__Information given__.
--- Begin ---

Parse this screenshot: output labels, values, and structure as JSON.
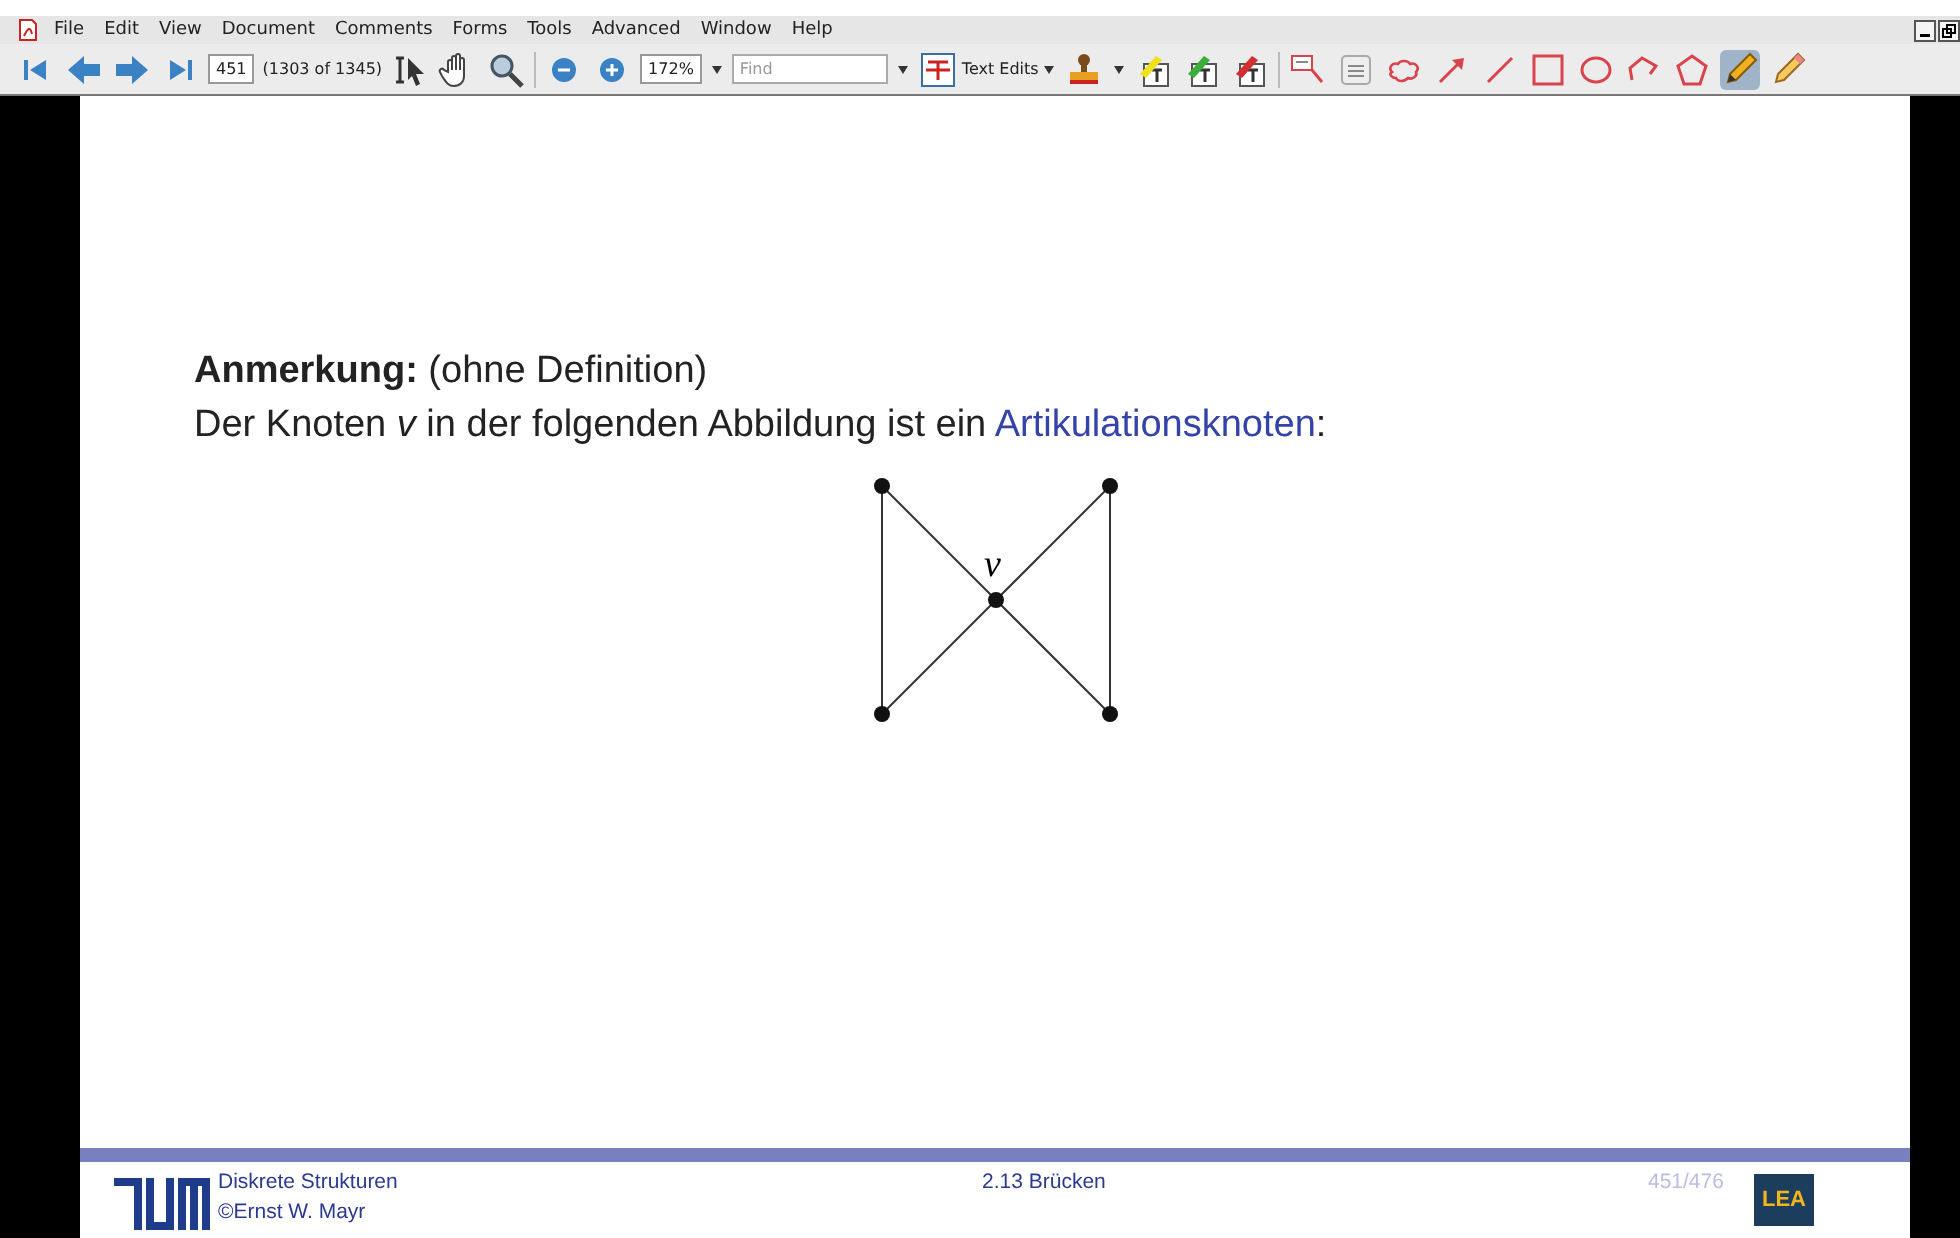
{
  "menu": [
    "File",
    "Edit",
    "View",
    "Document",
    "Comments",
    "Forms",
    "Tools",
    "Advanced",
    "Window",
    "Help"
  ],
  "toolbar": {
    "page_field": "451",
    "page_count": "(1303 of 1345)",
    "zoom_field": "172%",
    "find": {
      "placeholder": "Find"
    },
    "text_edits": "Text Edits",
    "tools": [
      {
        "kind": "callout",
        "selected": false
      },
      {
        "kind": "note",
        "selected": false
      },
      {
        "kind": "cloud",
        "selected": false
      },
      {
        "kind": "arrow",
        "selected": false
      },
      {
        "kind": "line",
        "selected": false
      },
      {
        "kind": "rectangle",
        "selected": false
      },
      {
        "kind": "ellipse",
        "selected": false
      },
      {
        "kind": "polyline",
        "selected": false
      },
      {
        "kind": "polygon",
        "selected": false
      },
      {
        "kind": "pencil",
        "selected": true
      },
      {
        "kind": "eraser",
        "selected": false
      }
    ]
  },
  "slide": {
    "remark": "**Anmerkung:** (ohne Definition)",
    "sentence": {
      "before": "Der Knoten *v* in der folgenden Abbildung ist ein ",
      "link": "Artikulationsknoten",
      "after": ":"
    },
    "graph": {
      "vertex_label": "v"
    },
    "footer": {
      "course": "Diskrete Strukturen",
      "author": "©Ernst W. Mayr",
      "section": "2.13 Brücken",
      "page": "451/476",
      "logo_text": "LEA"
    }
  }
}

--- End ---
--- Begin ---

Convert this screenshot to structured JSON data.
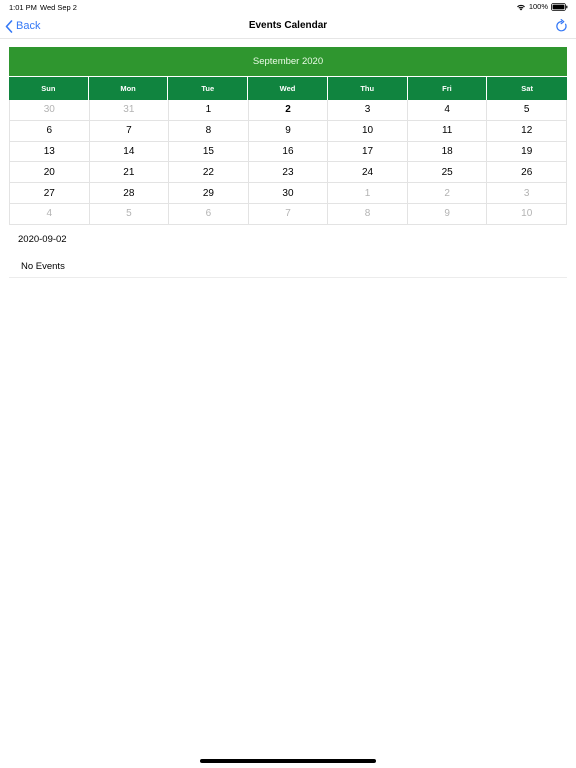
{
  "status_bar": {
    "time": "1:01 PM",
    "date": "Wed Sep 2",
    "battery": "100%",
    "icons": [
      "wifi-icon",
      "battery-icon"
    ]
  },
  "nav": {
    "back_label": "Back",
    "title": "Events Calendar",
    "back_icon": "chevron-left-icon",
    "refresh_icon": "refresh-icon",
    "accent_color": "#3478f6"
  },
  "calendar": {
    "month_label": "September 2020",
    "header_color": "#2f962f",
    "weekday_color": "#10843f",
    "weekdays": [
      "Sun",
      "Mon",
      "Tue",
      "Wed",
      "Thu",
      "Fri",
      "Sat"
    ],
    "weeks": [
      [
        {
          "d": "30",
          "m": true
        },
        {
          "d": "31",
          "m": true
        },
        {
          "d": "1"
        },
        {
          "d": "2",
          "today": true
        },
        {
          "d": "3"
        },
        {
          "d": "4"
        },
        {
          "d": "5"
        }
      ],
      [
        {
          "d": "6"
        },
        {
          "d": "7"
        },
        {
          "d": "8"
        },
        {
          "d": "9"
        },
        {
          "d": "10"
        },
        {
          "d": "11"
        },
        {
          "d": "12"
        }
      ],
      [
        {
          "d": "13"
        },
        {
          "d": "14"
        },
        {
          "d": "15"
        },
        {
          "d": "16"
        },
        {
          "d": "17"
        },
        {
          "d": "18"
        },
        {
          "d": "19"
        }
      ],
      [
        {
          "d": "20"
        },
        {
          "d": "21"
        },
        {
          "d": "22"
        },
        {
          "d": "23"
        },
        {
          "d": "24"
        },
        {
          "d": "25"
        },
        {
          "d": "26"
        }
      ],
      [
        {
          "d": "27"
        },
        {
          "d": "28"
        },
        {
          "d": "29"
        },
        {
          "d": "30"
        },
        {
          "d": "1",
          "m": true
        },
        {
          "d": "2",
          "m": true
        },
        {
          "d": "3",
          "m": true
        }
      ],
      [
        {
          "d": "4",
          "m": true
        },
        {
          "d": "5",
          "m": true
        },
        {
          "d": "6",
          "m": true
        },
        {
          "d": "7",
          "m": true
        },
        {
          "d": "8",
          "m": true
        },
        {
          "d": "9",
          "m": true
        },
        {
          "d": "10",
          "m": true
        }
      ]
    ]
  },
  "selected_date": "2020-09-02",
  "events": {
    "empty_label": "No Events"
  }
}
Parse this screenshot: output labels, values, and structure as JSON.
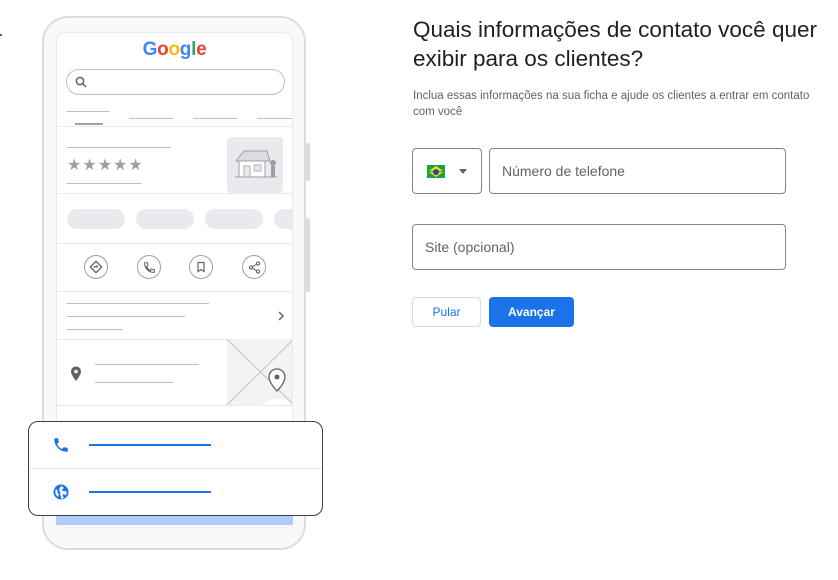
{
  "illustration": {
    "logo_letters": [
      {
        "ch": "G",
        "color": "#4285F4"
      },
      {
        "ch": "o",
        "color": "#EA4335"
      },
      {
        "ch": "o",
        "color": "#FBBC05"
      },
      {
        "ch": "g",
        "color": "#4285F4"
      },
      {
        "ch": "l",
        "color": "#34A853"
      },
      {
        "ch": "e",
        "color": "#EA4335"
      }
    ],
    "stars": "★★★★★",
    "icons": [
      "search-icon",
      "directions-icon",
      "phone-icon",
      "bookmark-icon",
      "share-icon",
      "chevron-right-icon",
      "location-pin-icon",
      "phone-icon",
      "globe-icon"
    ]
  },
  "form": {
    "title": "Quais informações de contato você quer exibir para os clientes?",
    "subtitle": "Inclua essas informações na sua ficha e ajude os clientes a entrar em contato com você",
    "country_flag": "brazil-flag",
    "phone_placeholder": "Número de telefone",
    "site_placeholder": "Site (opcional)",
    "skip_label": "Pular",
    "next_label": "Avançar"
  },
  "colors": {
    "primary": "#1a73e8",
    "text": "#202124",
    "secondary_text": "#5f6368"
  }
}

--- End ---

__Exercise prompt__.
Collect each line holding the string "você".

__Response to the task__.
    "title": "Quais informações de contato você quer exibir para os clientes?",
    "subtitle": "Inclua essas informações na sua ficha e ajude os clientes a entrar em contato com você",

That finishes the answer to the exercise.